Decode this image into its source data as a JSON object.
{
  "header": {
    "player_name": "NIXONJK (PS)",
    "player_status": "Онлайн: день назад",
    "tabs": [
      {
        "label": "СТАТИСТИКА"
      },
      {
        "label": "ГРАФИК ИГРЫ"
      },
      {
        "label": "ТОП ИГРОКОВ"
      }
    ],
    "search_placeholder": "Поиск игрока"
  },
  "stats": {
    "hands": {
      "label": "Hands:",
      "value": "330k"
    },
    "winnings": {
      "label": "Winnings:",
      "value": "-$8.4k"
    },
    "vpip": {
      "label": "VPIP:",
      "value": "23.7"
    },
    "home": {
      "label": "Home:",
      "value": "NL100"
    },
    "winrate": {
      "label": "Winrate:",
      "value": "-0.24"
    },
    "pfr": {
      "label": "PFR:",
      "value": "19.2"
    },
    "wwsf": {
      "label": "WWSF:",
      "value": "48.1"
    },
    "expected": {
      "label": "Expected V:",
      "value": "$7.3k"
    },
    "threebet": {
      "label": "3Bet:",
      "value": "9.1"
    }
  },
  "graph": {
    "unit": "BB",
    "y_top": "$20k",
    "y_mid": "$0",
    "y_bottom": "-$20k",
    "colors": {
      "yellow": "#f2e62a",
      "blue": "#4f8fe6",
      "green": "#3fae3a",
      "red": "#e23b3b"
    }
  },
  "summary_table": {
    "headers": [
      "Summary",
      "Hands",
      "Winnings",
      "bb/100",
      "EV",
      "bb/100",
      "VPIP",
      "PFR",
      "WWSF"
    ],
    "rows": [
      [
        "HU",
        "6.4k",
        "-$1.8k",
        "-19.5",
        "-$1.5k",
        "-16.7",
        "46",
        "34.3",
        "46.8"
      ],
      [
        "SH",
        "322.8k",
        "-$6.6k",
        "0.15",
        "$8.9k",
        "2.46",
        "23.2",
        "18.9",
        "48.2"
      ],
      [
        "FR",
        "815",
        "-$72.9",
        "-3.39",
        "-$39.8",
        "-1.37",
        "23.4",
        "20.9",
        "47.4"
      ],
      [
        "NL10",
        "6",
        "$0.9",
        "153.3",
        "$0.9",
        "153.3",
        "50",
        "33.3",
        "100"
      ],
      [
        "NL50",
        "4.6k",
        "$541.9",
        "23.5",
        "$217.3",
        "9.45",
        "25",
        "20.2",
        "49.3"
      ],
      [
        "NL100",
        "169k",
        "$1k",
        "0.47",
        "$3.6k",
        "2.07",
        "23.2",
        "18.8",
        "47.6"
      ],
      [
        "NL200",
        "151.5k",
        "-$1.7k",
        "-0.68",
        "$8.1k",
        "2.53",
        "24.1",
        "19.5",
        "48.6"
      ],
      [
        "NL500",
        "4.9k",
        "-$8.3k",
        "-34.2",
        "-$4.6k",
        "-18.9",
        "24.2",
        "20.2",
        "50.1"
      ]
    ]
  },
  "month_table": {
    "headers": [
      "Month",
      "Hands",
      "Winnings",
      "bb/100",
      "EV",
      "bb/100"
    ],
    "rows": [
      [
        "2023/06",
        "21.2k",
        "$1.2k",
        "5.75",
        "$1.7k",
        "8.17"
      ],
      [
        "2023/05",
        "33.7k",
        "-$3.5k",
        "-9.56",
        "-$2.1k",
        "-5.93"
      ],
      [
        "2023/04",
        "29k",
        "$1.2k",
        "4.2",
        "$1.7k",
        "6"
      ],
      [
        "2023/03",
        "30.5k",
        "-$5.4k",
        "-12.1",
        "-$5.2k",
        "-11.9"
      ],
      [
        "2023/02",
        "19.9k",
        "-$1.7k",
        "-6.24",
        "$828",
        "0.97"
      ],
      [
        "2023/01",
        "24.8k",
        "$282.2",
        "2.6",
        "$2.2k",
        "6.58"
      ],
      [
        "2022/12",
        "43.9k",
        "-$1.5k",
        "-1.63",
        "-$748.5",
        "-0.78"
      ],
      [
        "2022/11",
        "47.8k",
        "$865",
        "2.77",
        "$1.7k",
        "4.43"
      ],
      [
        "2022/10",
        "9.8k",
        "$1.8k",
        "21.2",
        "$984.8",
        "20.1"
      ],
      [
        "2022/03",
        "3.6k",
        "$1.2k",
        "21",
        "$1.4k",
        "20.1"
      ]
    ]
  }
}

****

### Challenge
Your task is to repeat every line exactly.

### Reply
Decode this image into its source data as a JSON object.
{
  "header": {
    "player_name": "NIXONJK (PS)",
    "player_status": "Онлайн: день назад",
    "tabs": [
      {
        "label": "СТАТИСТИКА"
      },
      {
        "label": "ГРАФИК ИГРЫ"
      },
      {
        "label": "ТОП ИГРОКОВ"
      }
    ],
    "search_placeholder": "Поиск игрока"
  },
  "stats": {
    "hands": {
      "label": "Hands:",
      "value": "330k"
    },
    "winnings": {
      "label": "Winnings:",
      "value": "-$8.4k"
    },
    "vpip": {
      "label": "VPIP:",
      "value": "23.7"
    },
    "home": {
      "label": "Home:",
      "value": "NL100"
    },
    "winrate": {
      "label": "Winrate:",
      "value": "-0.24"
    },
    "pfr": {
      "label": "PFR:",
      "value": "19.2"
    },
    "wwsf": {
      "label": "WWSF:",
      "value": "48.1"
    },
    "expected": {
      "label": "Expected V:",
      "value": "$7.3k"
    },
    "threebet": {
      "label": "3Bet:",
      "value": "9.1"
    }
  },
  "graph": {
    "unit": "BB",
    "y_top": "$20k",
    "y_mid": "$0",
    "y_bottom": "-$20k",
    "colors": {
      "yellow": "#f2e62a",
      "blue": "#4f8fe6",
      "green": "#3fae3a",
      "red": "#e23b3b"
    }
  },
  "summary_table": {
    "headers": [
      "Summary",
      "Hands",
      "Winnings",
      "bb/100",
      "EV",
      "bb/100",
      "VPIP",
      "PFR",
      "WWSF"
    ],
    "rows": [
      [
        "HU",
        "6.4k",
        "-$1.8k",
        "-19.5",
        "-$1.5k",
        "-16.7",
        "46",
        "34.3",
        "46.8"
      ],
      [
        "SH",
        "322.8k",
        "-$6.6k",
        "0.15",
        "$8.9k",
        "2.46",
        "23.2",
        "18.9",
        "48.2"
      ],
      [
        "FR",
        "815",
        "-$72.9",
        "-3.39",
        "-$39.8",
        "-1.37",
        "23.4",
        "20.9",
        "47.4"
      ],
      [
        "NL10",
        "6",
        "$0.9",
        "153.3",
        "$0.9",
        "153.3",
        "50",
        "33.3",
        "100"
      ],
      [
        "NL50",
        "4.6k",
        "$541.9",
        "23.5",
        "$217.3",
        "9.45",
        "25",
        "20.2",
        "49.3"
      ],
      [
        "NL100",
        "169k",
        "$1k",
        "0.47",
        "$3.6k",
        "2.07",
        "23.2",
        "18.8",
        "47.6"
      ],
      [
        "NL200",
        "151.5k",
        "-$1.7k",
        "-0.68",
        "$8.1k",
        "2.53",
        "24.1",
        "19.5",
        "48.6"
      ],
      [
        "NL500",
        "4.9k",
        "-$8.3k",
        "-34.2",
        "-$4.6k",
        "-18.9",
        "24.2",
        "20.2",
        "50.1"
      ]
    ]
  },
  "month_table": {
    "headers": [
      "Month",
      "Hands",
      "Winnings",
      "bb/100",
      "EV",
      "bb/100"
    ],
    "rows": [
      [
        "2023/06",
        "21.2k",
        "$1.2k",
        "5.75",
        "$1.7k",
        "8.17"
      ],
      [
        "2023/05",
        "33.7k",
        "-$3.5k",
        "-9.56",
        "-$2.1k",
        "-5.93"
      ],
      [
        "2023/04",
        "29k",
        "$1.2k",
        "4.2",
        "$1.7k",
        "6"
      ],
      [
        "2023/03",
        "30.5k",
        "-$5.4k",
        "-12.1",
        "-$5.2k",
        "-11.9"
      ],
      [
        "2023/02",
        "19.9k",
        "-$1.7k",
        "-6.24",
        "$828",
        "0.97"
      ],
      [
        "2023/01",
        "24.8k",
        "$282.2",
        "2.6",
        "$2.2k",
        "6.58"
      ],
      [
        "2022/12",
        "43.9k",
        "-$1.5k",
        "-1.63",
        "-$748.5",
        "-0.78"
      ],
      [
        "2022/11",
        "47.8k",
        "$865",
        "2.77",
        "$1.7k",
        "4.43"
      ],
      [
        "2022/10",
        "9.8k",
        "$1.8k",
        "21.2",
        "$984.8",
        "20.1"
      ],
      [
        "2022/03",
        "3.6k",
        "$1.2k",
        "21",
        "$1.4k",
        "20.1"
      ]
    ]
  }
}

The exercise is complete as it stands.